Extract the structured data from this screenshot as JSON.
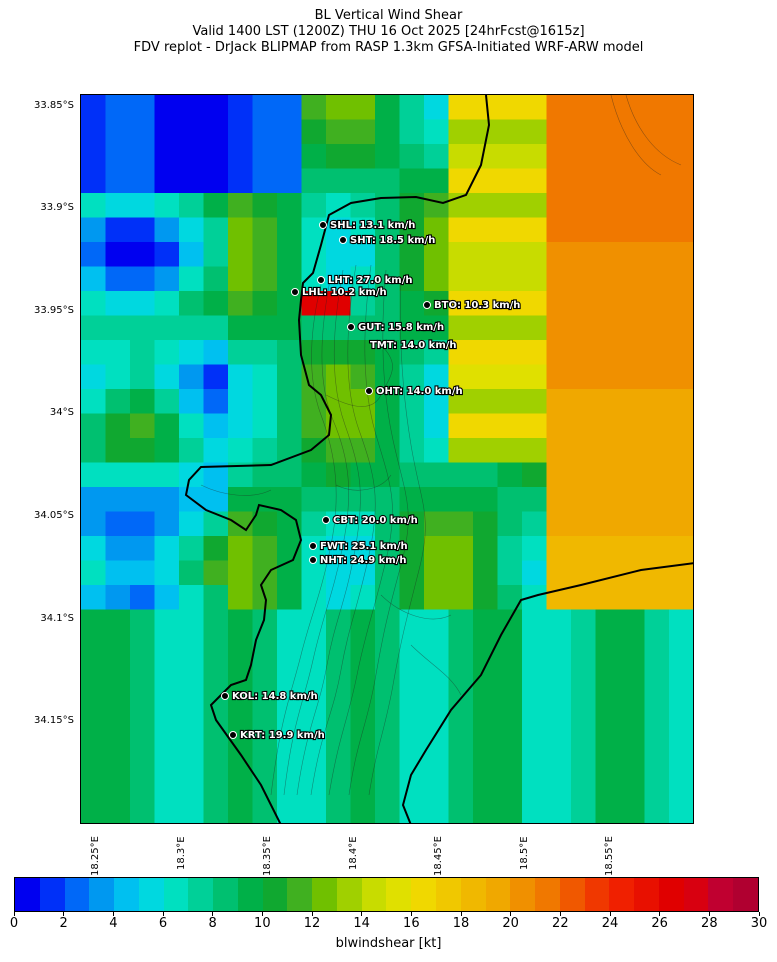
{
  "title": {
    "line1": "BL Vertical Wind Shear",
    "line2": "Valid 1400 LST (1200Z) THU 16 Oct 2025 [24hrFcst@1615z]",
    "line3": "FDV replot - DrJack BLIPMAP from RASP 1.3km GFSA-Initiated WRF-ARW model"
  },
  "lat_labels": [
    "33.85°S",
    "33.9°S",
    "33.95°S",
    "34°S",
    "34.05°S",
    "34.1°S",
    "34.15°S"
  ],
  "lon_labels": [
    "18.25°E",
    "18.3°E",
    "18.35°E",
    "18.4°E",
    "18.45°E",
    "18.5°E",
    "18.55°E"
  ],
  "stations": [
    {
      "code": "SHL",
      "label": "SHL: 13.1 km/h"
    },
    {
      "code": "SHT",
      "label": "SHT: 18.5 km/h"
    },
    {
      "code": "LHT",
      "label": "LHT: 27.0 km/h"
    },
    {
      "code": "LHL",
      "label": "LHL: 10.2 km/h"
    },
    {
      "code": "BTO",
      "label": "BTO: 10.3 km/h"
    },
    {
      "code": "GUT",
      "label": "GUT: 15.8 km/h"
    },
    {
      "code": "TMT",
      "label": "TMT: 14.0 km/h"
    },
    {
      "code": "OHT",
      "label": "OHT: 14.0 km/h"
    },
    {
      "code": "CBT",
      "label": "CBT: 20.0 km/h"
    },
    {
      "code": "FWT",
      "label": "FWT: 25.1 km/h"
    },
    {
      "code": "NHT",
      "label": "NHT: 24.9 km/h"
    },
    {
      "code": "KOL",
      "label": "KOL: 14.8 km/h"
    },
    {
      "code": "KRT",
      "label": "KRT: 19.9 km/h"
    }
  ],
  "colorbar": {
    "title": "blwindshear [kt]",
    "ticks": [
      "0",
      "2",
      "4",
      "6",
      "8",
      "10",
      "12",
      "14",
      "16",
      "18",
      "20",
      "22",
      "24",
      "26",
      "28",
      "30"
    ],
    "colors": [
      "#0000f0",
      "#0030f8",
      "#0068f8",
      "#0098f0",
      "#00c0f0",
      "#00d8e0",
      "#00e0c0",
      "#00d098",
      "#00c070",
      "#00b048",
      "#10a830",
      "#40b020",
      "#70c000",
      "#a0d000",
      "#c8dc00",
      "#e0e000",
      "#f0d800",
      "#f0c800",
      "#f0b800",
      "#f0a800",
      "#f09000",
      "#f07800",
      "#f05800",
      "#f03800",
      "#f02000",
      "#e81000",
      "#e00000",
      "#d80010",
      "#c00030",
      "#b00030"
    ]
  }
}
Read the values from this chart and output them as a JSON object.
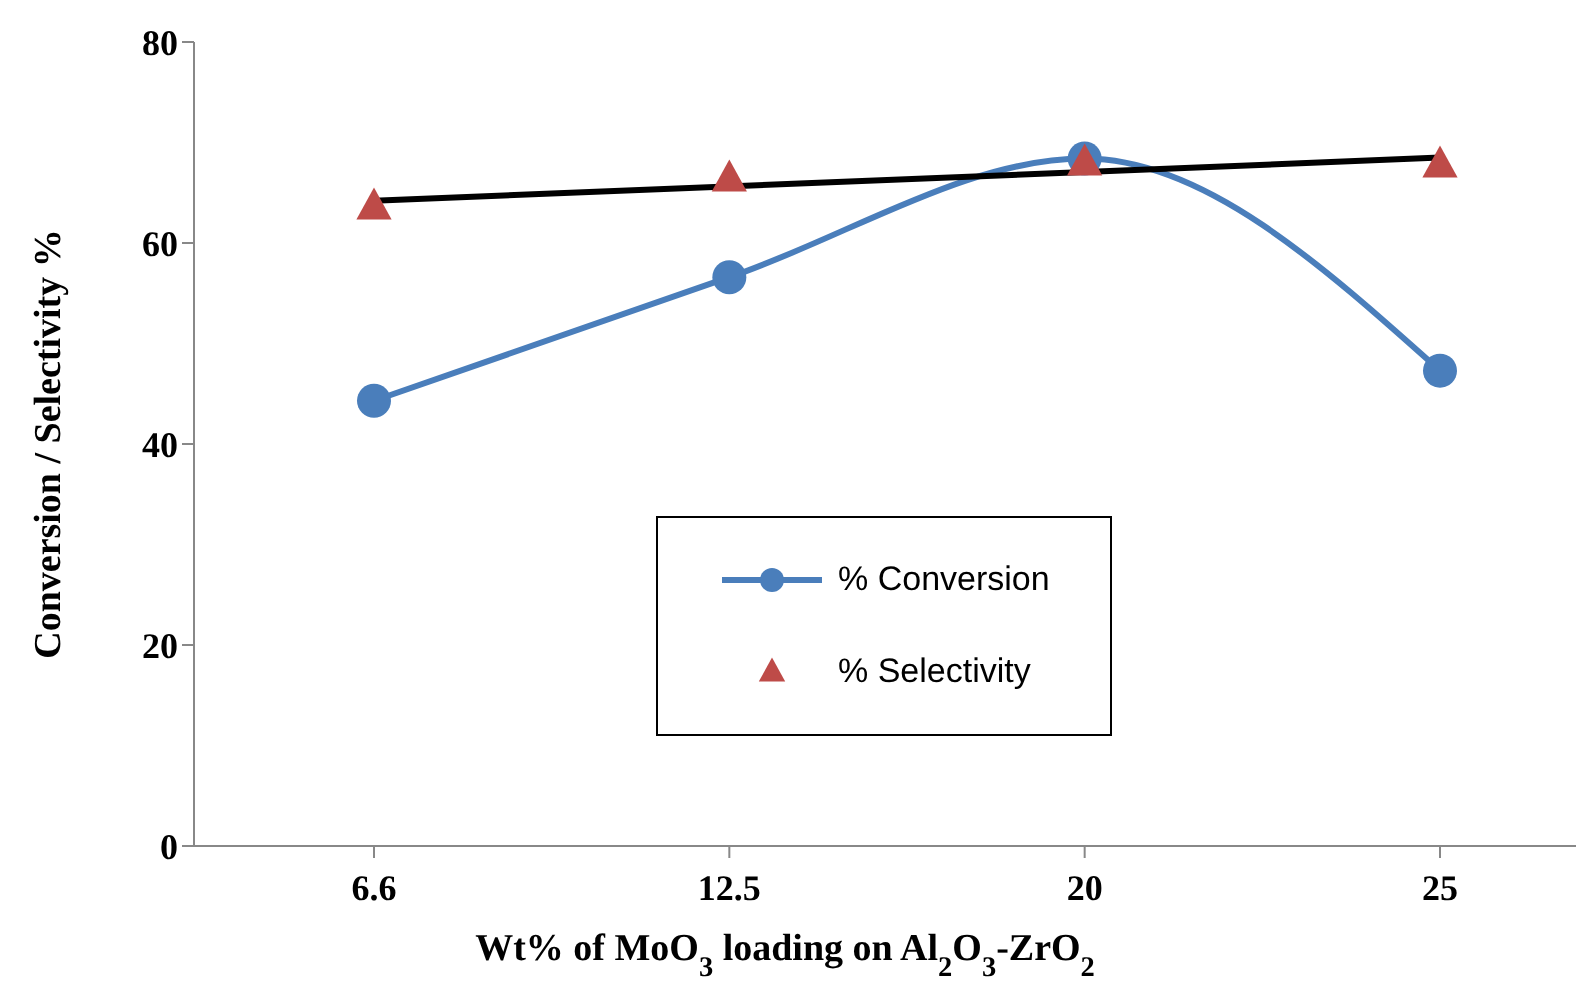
{
  "chart_data": {
    "type": "line",
    "xlabel": "Wt% of MoO$_{3}$ loading on Al$_{2}$O$_{3}$-ZrO$_{2}$",
    "ylabel": "Conversion / Selectivity %",
    "categories": [
      "6.6",
      "12.5",
      "20",
      "25"
    ],
    "series": [
      {
        "name": "% Conversion",
        "color": "#4a7ebb",
        "marker": "circle",
        "values": [
          44.3,
          56.6,
          68.4,
          47.3
        ]
      },
      {
        "name": "% Selectivity",
        "type": "scatter",
        "color": "#be4b48",
        "marker": "triangle",
        "values": [
          63.6,
          66.4,
          68.0,
          67.8
        ]
      },
      {
        "color": "#000000",
        "marker": "none",
        "values": [
          64.2,
          null,
          null,
          68.5
        ]
      }
    ],
    "ylim": [
      0,
      80
    ],
    "yticks": [
      0,
      20,
      40,
      60,
      80
    ],
    "grid": false,
    "legend": "bottom"
  }
}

__________________________________________________

What is needed: Reproduce each line from the records that contains the word "marker".

Solution to the exercise:
        "marker": "circle",
        "marker": "triangle",
        "marker": "none",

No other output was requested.